§ Given records
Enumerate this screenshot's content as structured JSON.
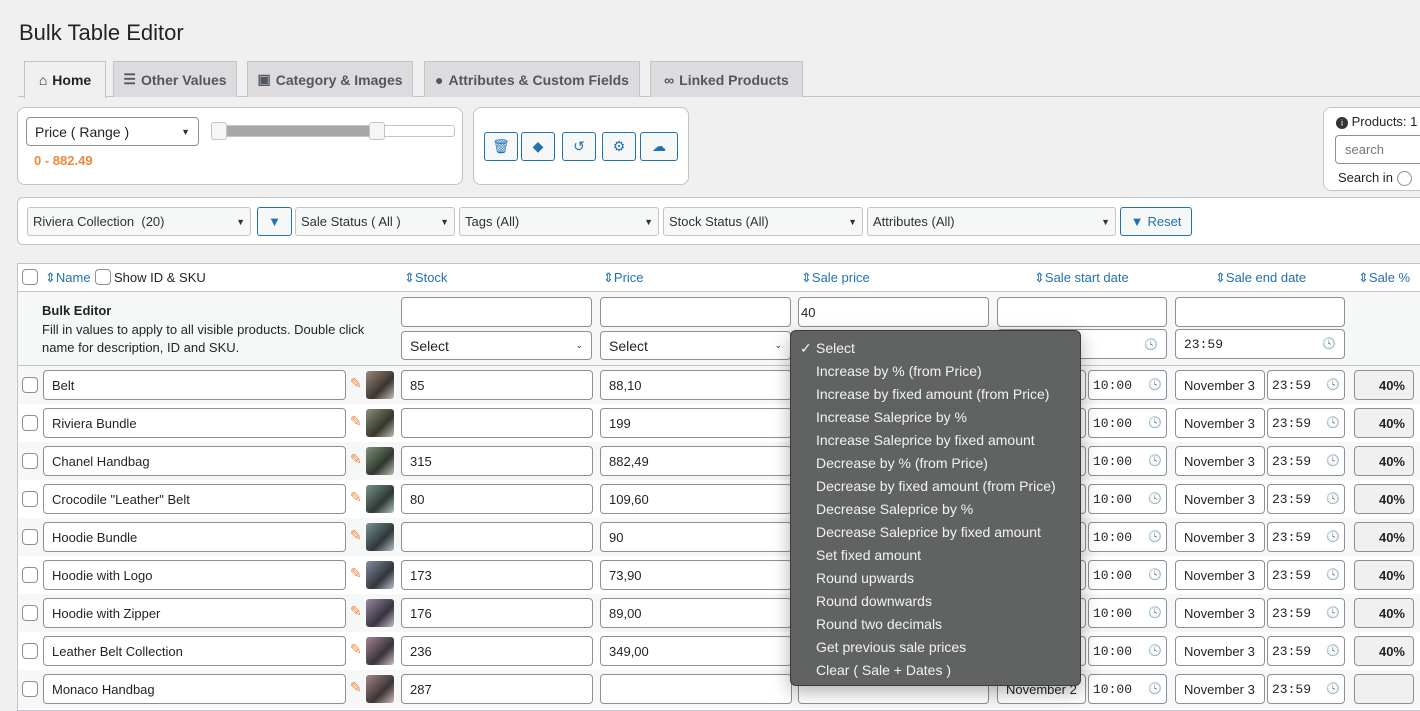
{
  "title": "Bulk Table Editor",
  "tabs": [
    {
      "label": "Home",
      "icon": "home-icon"
    },
    {
      "label": "Other Values",
      "icon": "list-icon"
    },
    {
      "label": "Category & Images",
      "icon": "image-icon"
    },
    {
      "label": "Attributes & Custom Fields",
      "icon": "tag-icon"
    },
    {
      "label": "Linked Products",
      "icon": "link-icon"
    }
  ],
  "range": {
    "select": "Price ( Range )",
    "value_text": "0 - 882.49",
    "min": 0,
    "max": 882.49,
    "low_fraction": 0,
    "high_fraction": 0.68
  },
  "toolbar": {
    "icons": [
      "trash-icon",
      "eraser-icon",
      "undo-icon",
      "gear-icon",
      "cloud-download-icon"
    ]
  },
  "products_panel": {
    "label": "Products: 1",
    "search_placeholder": "search",
    "search_in": "Search in"
  },
  "filters": {
    "category": "Riviera Collection  (20)",
    "sale_status": "Sale Status ( All )",
    "tags": "Tags (All)",
    "stock_status": "Stock Status (All)",
    "attributes": "Attributes (All)",
    "reset": "Reset"
  },
  "table": {
    "headers": {
      "name": "Name",
      "show_id": "Show ID & SKU",
      "stock": "Stock",
      "price": "Price",
      "sale_price": "Sale price",
      "sale_start": "Sale start date",
      "sale_end": "Sale end date",
      "sale_pct": "Sale %"
    },
    "bulk": {
      "title": "Bulk Editor",
      "desc1": "Fill in values to apply to all visible products. Double click",
      "desc2": "name for description, ID and SKU.",
      "stock_select": "Select",
      "price_select": "Select",
      "sale_price_value": "40",
      "end_time": "23:59"
    },
    "rows": [
      {
        "name": "Belt",
        "stock": "85",
        "price": "88,10",
        "start_time": "10:00",
        "end_date": "November 3",
        "end_time": "23:59",
        "pct": "40%"
      },
      {
        "name": "Riviera Bundle",
        "stock": "",
        "price": "199",
        "start_time": "10:00",
        "end_date": "November 3",
        "end_time": "23:59",
        "pct": "40%"
      },
      {
        "name": "Chanel Handbag",
        "stock": "315",
        "price": "882,49",
        "start_time": "10:00",
        "end_date": "November 3",
        "end_time": "23:59",
        "pct": "40%"
      },
      {
        "name": "Crocodile \"Leather\" Belt",
        "stock": "80",
        "price": "109,60",
        "start_time": "10:00",
        "end_date": "November 3",
        "end_time": "23:59",
        "pct": "40%"
      },
      {
        "name": "Hoodie Bundle",
        "stock": "",
        "price": "90",
        "start_time": "10:00",
        "end_date": "November 3",
        "end_time": "23:59",
        "pct": "40%"
      },
      {
        "name": "Hoodie with Logo",
        "stock": "173",
        "price": "73,90",
        "start_time": "10:00",
        "end_date": "November 3",
        "end_time": "23:59",
        "pct": "40%"
      },
      {
        "name": "Hoodie with Zipper",
        "stock": "176",
        "price": "89,00",
        "start_time": "10:00",
        "end_date": "November 3",
        "end_time": "23:59",
        "pct": "40%"
      },
      {
        "name": "Leather Belt Collection",
        "stock": "236",
        "price": "349,00",
        "start_time": "10:00",
        "end_date": "November 3",
        "end_time": "23:59",
        "pct": "40%"
      },
      {
        "name": "Monaco Handbag",
        "stock": "287",
        "price": "",
        "start_date": "November 2",
        "start_time": "10:00",
        "end_date": "November 3",
        "end_time": "23:59",
        "pct": ""
      }
    ]
  },
  "dropdown": {
    "selected": "Select",
    "options": [
      "Select",
      "Increase by % (from Price)",
      "Increase by fixed amount (from Price)",
      "Increase Saleprice by %",
      "Increase Saleprice by fixed amount",
      "Decrease by % (from Price)",
      "Decrease by fixed amount (from Price)",
      "Decrease Saleprice by %",
      "Decrease Saleprice by fixed amount",
      "Set fixed amount",
      "Round upwards",
      "Round downwards",
      "Round two decimals",
      "Get previous sale prices",
      "Clear ( Sale + Dates )"
    ]
  },
  "colors": {
    "accent": "#2271b1",
    "orange": "#f0883a"
  }
}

§ Aim
Leave out the pictures and print each record exactly as it stands.

§ Correct output
Enumerate this screenshot's content as structured JSON.
{
  "title": "Bulk Table Editor",
  "tabs": [
    {
      "label": "Home",
      "icon": "home-icon"
    },
    {
      "label": "Other Values",
      "icon": "list-icon"
    },
    {
      "label": "Category & Images",
      "icon": "image-icon"
    },
    {
      "label": "Attributes & Custom Fields",
      "icon": "tag-icon"
    },
    {
      "label": "Linked Products",
      "icon": "link-icon"
    }
  ],
  "range": {
    "select": "Price ( Range )",
    "value_text": "0 - 882.49",
    "min": 0,
    "max": 882.49,
    "low_fraction": 0,
    "high_fraction": 0.68
  },
  "toolbar": {
    "icons": [
      "trash-icon",
      "eraser-icon",
      "undo-icon",
      "gear-icon",
      "cloud-download-icon"
    ]
  },
  "products_panel": {
    "label": "Products: 1",
    "search_placeholder": "search",
    "search_in": "Search in"
  },
  "filters": {
    "category": "Riviera Collection  (20)",
    "sale_status": "Sale Status ( All )",
    "tags": "Tags (All)",
    "stock_status": "Stock Status (All)",
    "attributes": "Attributes (All)",
    "reset": "Reset"
  },
  "table": {
    "headers": {
      "name": "Name",
      "show_id": "Show ID & SKU",
      "stock": "Stock",
      "price": "Price",
      "sale_price": "Sale price",
      "sale_start": "Sale start date",
      "sale_end": "Sale end date",
      "sale_pct": "Sale %"
    },
    "bulk": {
      "title": "Bulk Editor",
      "desc1": "Fill in values to apply to all visible products. Double click",
      "desc2": "name for description, ID and SKU.",
      "stock_select": "Select",
      "price_select": "Select",
      "sale_price_value": "40",
      "end_time": "23:59"
    },
    "rows": [
      {
        "name": "Belt",
        "stock": "85",
        "price": "88,10",
        "start_time": "10:00",
        "end_date": "November 3",
        "end_time": "23:59",
        "pct": "40%"
      },
      {
        "name": "Riviera Bundle",
        "stock": "",
        "price": "199",
        "start_time": "10:00",
        "end_date": "November 3",
        "end_time": "23:59",
        "pct": "40%"
      },
      {
        "name": "Chanel Handbag",
        "stock": "315",
        "price": "882,49",
        "start_time": "10:00",
        "end_date": "November 3",
        "end_time": "23:59",
        "pct": "40%"
      },
      {
        "name": "Crocodile \"Leather\" Belt",
        "stock": "80",
        "price": "109,60",
        "start_time": "10:00",
        "end_date": "November 3",
        "end_time": "23:59",
        "pct": "40%"
      },
      {
        "name": "Hoodie Bundle",
        "stock": "",
        "price": "90",
        "start_time": "10:00",
        "end_date": "November 3",
        "end_time": "23:59",
        "pct": "40%"
      },
      {
        "name": "Hoodie with Logo",
        "stock": "173",
        "price": "73,90",
        "start_time": "10:00",
        "end_date": "November 3",
        "end_time": "23:59",
        "pct": "40%"
      },
      {
        "name": "Hoodie with Zipper",
        "stock": "176",
        "price": "89,00",
        "start_time": "10:00",
        "end_date": "November 3",
        "end_time": "23:59",
        "pct": "40%"
      },
      {
        "name": "Leather Belt Collection",
        "stock": "236",
        "price": "349,00",
        "start_time": "10:00",
        "end_date": "November 3",
        "end_time": "23:59",
        "pct": "40%"
      },
      {
        "name": "Monaco Handbag",
        "stock": "287",
        "price": "",
        "start_date": "November 2",
        "start_time": "10:00",
        "end_date": "November 3",
        "end_time": "23:59",
        "pct": ""
      }
    ]
  },
  "dropdown": {
    "selected": "Select",
    "options": [
      "Select",
      "Increase by % (from Price)",
      "Increase by fixed amount (from Price)",
      "Increase Saleprice by %",
      "Increase Saleprice by fixed amount",
      "Decrease by % (from Price)",
      "Decrease by fixed amount (from Price)",
      "Decrease Saleprice by %",
      "Decrease Saleprice by fixed amount",
      "Set fixed amount",
      "Round upwards",
      "Round downwards",
      "Round two decimals",
      "Get previous sale prices",
      "Clear ( Sale + Dates )"
    ]
  },
  "colors": {
    "accent": "#2271b1",
    "orange": "#f0883a"
  }
}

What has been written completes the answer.